-- start RECORD LIST --

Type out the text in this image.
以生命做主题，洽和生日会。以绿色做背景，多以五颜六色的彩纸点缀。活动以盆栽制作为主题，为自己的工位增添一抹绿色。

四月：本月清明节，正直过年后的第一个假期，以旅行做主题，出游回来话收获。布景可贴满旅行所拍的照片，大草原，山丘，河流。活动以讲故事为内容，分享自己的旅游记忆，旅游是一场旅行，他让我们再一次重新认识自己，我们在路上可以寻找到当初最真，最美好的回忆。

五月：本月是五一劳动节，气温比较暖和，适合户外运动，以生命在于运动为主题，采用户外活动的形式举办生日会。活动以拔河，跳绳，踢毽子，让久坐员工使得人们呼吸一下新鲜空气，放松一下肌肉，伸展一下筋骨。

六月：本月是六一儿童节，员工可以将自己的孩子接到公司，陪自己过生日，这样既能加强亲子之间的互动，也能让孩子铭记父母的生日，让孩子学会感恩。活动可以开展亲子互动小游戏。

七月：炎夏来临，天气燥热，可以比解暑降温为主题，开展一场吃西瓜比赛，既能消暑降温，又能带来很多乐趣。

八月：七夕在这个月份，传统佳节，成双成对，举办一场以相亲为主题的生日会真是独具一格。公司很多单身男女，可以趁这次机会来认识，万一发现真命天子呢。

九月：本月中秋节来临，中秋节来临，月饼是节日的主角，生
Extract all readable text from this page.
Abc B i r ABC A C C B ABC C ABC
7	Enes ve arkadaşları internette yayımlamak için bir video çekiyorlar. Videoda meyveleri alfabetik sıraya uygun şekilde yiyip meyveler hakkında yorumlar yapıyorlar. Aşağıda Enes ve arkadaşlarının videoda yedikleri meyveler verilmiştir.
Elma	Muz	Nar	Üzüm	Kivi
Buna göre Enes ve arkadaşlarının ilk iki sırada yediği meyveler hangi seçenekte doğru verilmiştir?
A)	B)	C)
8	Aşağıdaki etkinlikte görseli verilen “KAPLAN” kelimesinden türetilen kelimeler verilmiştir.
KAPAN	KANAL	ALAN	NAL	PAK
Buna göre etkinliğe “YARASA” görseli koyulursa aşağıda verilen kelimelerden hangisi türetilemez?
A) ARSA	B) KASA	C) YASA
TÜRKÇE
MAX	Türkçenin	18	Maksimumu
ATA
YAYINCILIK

-- end RECORD LIST --

[PROBLEM STATEMENT] Extract all lines containing the word "meyveler".

[CORRECT RESULT]
7	Enes ve arkadaşları internette yayımlamak için bir video çekiyorlar. Videoda meyveleri alfabetik sıraya uygun şekilde yiyip meyveler hakkında yorumlar yapıyorlar. Aşağıda Enes ve arkadaşlarının videoda yedikleri meyveler verilmiştir.
Buna göre Enes ve arkadaşlarının ilk iki sırada yediği meyveler hangi seçenekte doğru verilmiştir?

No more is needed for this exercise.